— start Recorded data —

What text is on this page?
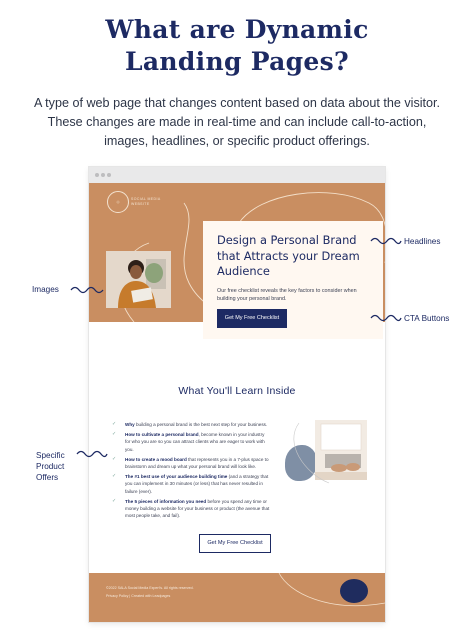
What are Dynamic
Landing Pages?
A type of web page that changes content based on data about the visitor. These changes are made in real-time and can include call-to-action, images, headlines, or specific product offerings.
◎
SOCIAL MEDIA WEBSITE
Design a Personal Brand that Attracts your Dream Audience
Our free checklist reveals the key factors to consider when building your personal brand.
Get My Free Checklist
What You'll Learn Inside
✓ Why building a personal brand is the best next step for your business.
✓ How to cultivate a personal brand, become known in your industry for who you are so you can attract clients who are eager to work with you.
✓ How to create a mood board that represents you in a 7-plus space to brainstorm and dream up what your personal brand will look like.
✓ The #1 best use of your audience building time (and a strategy that you can implement in 30 minutes (or less) that has never resulted in failure (ever).
✓ The 5 pieces of information you need before you spend any time or money building a website for your business or product (the avenue that most people take, and fail).
Get My Free Checklist
©2022 SALA Social Media Expert's. All rights reserved.
Privacy Policy | Created with Leadpages
Headlines
Images
CTA Buttons
Specific
Product
Offers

— end Recorded data —

** Written problem **
Write the records out again in full, exactly, and skip every picture.

** Task response **
What text is on this page?
What are Dynamic
Landing Pages?
A type of web page that changes content based on data about the visitor. These changes are made in real-time and can include call-to-action, images, headlines, or specific product offerings.
◎
SOCIAL MEDIA WEBSITE
Design a Personal Brand that Attracts your Dream Audience
Our free checklist reveals the key factors to consider when building your personal brand.
Get My Free Checklist
What You'll Learn Inside
✓ Why building a personal brand is the best next step for your business.
✓ How to cultivate a personal brand, become known in your industry for who you are so you can attract clients who are eager to work with you.
✓ How to create a mood board that represents you in a 7-plus space to brainstorm and dream up what your personal brand will look like.
✓ The #1 best use of your audience building time (and a strategy that you can implement in 30 minutes (or less) that has never resulted in failure (ever).
✓ The 5 pieces of information you need before you spend any time or money building a website for your business or product (the avenue that most people take, and fail).
Get My Free Checklist
©2022 SALA Social Media Expert's. All rights reserved.
Privacy Policy | Created with Leadpages
Headlines
Images
CTA Buttons
Specific
Product
Offers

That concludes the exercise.